__JOB__
Every line below should be copied exactly; drop the pictures.

* * * * * * *

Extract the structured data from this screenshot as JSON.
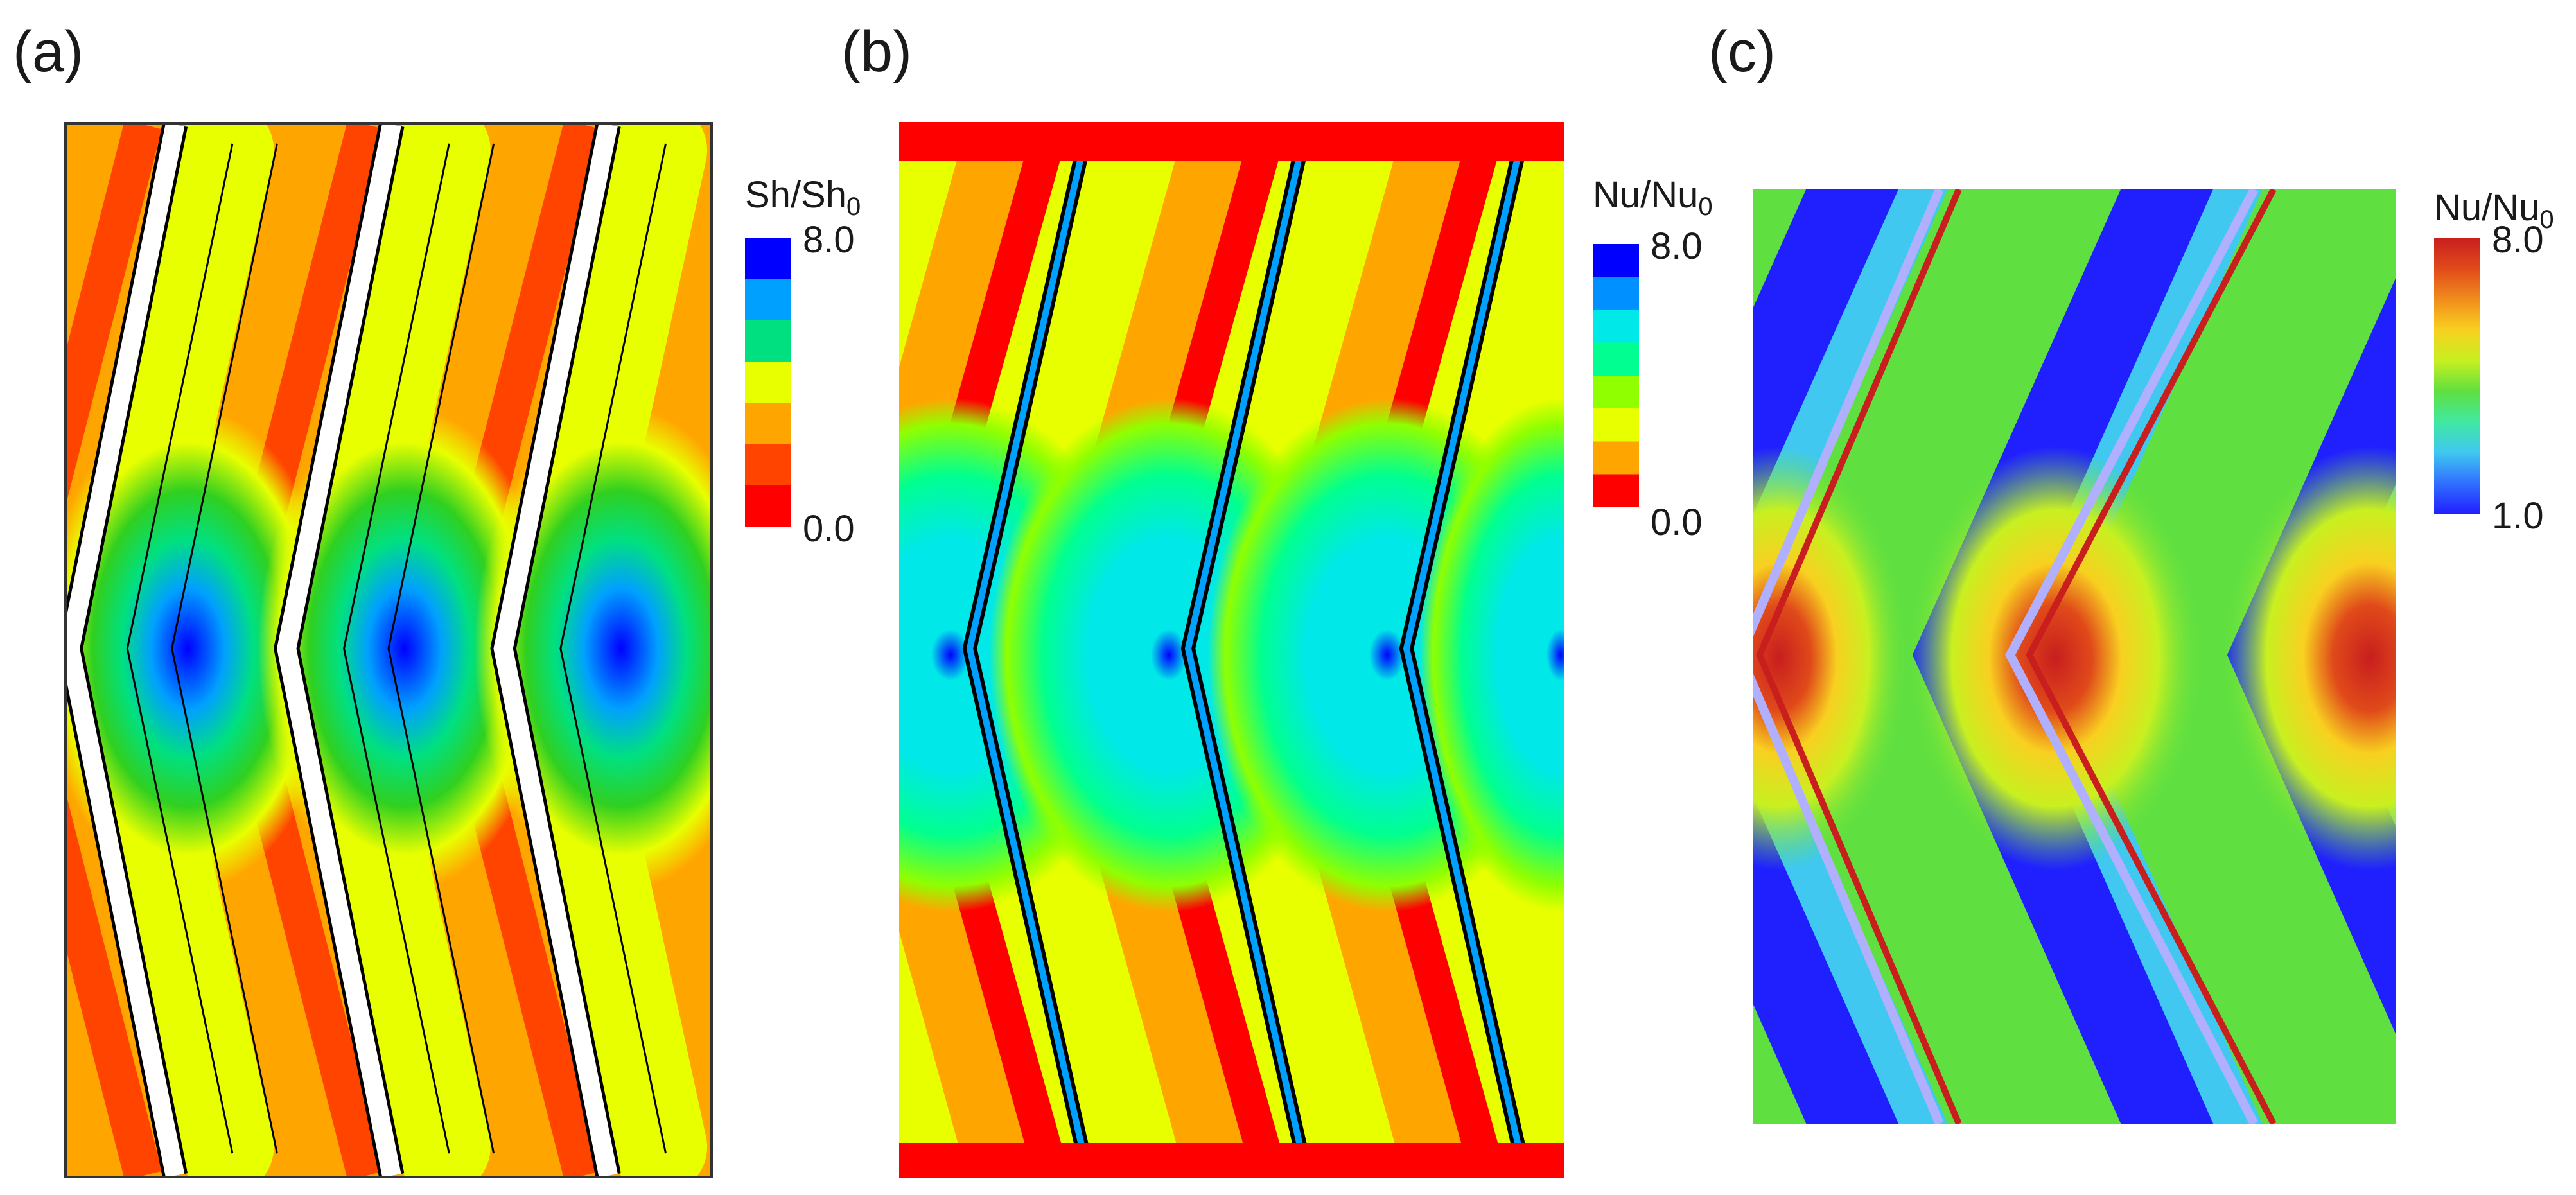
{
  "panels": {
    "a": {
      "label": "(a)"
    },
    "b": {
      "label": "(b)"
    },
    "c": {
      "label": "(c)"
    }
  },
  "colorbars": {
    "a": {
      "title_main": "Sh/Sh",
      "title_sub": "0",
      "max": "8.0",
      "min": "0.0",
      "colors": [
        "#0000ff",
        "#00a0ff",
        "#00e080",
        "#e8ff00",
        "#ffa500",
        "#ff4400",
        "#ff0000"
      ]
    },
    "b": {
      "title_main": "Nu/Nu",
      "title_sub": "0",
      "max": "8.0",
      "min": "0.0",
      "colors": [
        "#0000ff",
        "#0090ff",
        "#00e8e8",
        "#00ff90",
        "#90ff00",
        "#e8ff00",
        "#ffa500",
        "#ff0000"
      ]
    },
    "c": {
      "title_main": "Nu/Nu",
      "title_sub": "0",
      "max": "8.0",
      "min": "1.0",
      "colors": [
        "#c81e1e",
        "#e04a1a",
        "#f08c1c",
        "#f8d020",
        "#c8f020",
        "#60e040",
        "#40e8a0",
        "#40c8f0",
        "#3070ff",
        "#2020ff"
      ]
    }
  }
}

* * * * * * *

__ANSWER TO THIS EXERCISE__
Extract the structured data from this screenshot as JSON.
{
  "panels": {
    "a": {
      "label": "(a)"
    },
    "b": {
      "label": "(b)"
    },
    "c": {
      "label": "(c)"
    }
  },
  "colorbars": {
    "a": {
      "title_main": "Sh/Sh",
      "title_sub": "0",
      "max": "8.0",
      "min": "0.0",
      "colors": [
        "#0000ff",
        "#00a0ff",
        "#00e080",
        "#e8ff00",
        "#ffa500",
        "#ff4400",
        "#ff0000"
      ]
    },
    "b": {
      "title_main": "Nu/Nu",
      "title_sub": "0",
      "max": "8.0",
      "min": "0.0",
      "colors": [
        "#0000ff",
        "#0090ff",
        "#00e8e8",
        "#00ff90",
        "#90ff00",
        "#e8ff00",
        "#ffa500",
        "#ff0000"
      ]
    },
    "c": {
      "title_main": "Nu/Nu",
      "title_sub": "0",
      "max": "8.0",
      "min": "1.0",
      "colors": [
        "#c81e1e",
        "#e04a1a",
        "#f08c1c",
        "#f8d020",
        "#c8f020",
        "#60e040",
        "#40e8a0",
        "#40c8f0",
        "#3070ff",
        "#2020ff"
      ]
    }
  }
}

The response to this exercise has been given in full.